Data items
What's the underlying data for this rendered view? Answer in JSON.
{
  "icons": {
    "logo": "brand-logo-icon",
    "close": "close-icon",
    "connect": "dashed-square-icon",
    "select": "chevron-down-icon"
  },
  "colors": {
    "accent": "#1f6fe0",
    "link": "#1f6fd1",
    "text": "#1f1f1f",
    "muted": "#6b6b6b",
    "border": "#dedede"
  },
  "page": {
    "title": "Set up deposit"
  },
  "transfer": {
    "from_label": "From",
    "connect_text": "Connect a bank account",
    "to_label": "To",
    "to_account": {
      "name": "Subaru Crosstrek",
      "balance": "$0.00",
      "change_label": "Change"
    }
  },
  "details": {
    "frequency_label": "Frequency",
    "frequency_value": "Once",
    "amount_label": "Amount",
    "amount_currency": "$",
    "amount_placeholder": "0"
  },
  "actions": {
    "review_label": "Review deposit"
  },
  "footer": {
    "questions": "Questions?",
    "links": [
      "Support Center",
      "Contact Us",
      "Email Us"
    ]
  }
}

What to work on. Copy each record from above without leaving any out.

Correct response.
What's the underlying data for this rendered view? Answer in JSON.
{
  "icons": {
    "logo": "brand-logo-icon",
    "close": "close-icon",
    "connect": "dashed-square-icon",
    "select": "chevron-down-icon"
  },
  "colors": {
    "accent": "#1f6fe0",
    "link": "#1f6fd1",
    "text": "#1f1f1f",
    "muted": "#6b6b6b",
    "border": "#dedede"
  },
  "page": {
    "title": "Set up deposit"
  },
  "transfer": {
    "from_label": "From",
    "connect_text": "Connect a bank account",
    "to_label": "To",
    "to_account": {
      "name": "Subaru Crosstrek",
      "balance": "$0.00",
      "change_label": "Change"
    }
  },
  "details": {
    "frequency_label": "Frequency",
    "frequency_value": "Once",
    "amount_label": "Amount",
    "amount_currency": "$",
    "amount_placeholder": "0"
  },
  "actions": {
    "review_label": "Review deposit"
  },
  "footer": {
    "questions": "Questions?",
    "links": [
      "Support Center",
      "Contact Us",
      "Email Us"
    ]
  }
}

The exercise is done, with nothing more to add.